→ **Source data**
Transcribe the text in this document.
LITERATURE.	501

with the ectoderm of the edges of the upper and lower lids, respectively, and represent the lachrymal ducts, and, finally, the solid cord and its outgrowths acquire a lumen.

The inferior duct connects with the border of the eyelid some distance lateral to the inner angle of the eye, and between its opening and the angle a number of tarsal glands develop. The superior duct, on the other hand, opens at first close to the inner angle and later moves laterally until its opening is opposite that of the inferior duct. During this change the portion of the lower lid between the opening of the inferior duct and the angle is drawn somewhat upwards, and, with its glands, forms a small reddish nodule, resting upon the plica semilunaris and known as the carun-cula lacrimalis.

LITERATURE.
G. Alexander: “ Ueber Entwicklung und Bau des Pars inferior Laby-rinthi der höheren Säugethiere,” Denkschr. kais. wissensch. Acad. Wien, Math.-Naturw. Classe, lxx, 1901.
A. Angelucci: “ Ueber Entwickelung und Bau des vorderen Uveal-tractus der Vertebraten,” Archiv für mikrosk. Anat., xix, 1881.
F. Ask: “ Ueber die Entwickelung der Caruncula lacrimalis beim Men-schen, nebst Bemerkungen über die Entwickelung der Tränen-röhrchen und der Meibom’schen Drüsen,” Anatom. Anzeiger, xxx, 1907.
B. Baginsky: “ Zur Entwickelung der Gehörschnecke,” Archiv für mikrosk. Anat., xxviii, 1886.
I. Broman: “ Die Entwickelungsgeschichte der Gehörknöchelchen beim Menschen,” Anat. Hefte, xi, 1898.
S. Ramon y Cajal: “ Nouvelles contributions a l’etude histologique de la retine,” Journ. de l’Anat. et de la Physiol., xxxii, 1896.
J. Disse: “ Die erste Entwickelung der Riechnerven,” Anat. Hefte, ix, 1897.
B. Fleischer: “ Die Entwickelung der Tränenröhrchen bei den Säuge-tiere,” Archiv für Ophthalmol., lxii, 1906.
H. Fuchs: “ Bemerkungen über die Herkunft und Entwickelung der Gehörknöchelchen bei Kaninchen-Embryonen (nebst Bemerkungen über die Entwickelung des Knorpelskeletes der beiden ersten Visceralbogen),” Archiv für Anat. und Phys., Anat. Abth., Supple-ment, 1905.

→ **Task directions**
Copy every line above that includes the string "this".

→ **Exercise answer**
Transcribe the text in this document.
The inferior duct connects with the border of the eyelid some distance lateral to the inner angle of the eye, and between its opening and the angle a number of tarsal glands develop. The superior duct, on the other hand, opens at first close to the inner angle and later moves laterally until its opening is opposite that of the inferior duct. During this change the portion of the lower lid between the opening of the inferior duct and the angle is drawn somewhat upwards, and, with its glands, forms a small reddish nodule, resting upon the plica semilunaris and known as the carun-cula lacrimalis.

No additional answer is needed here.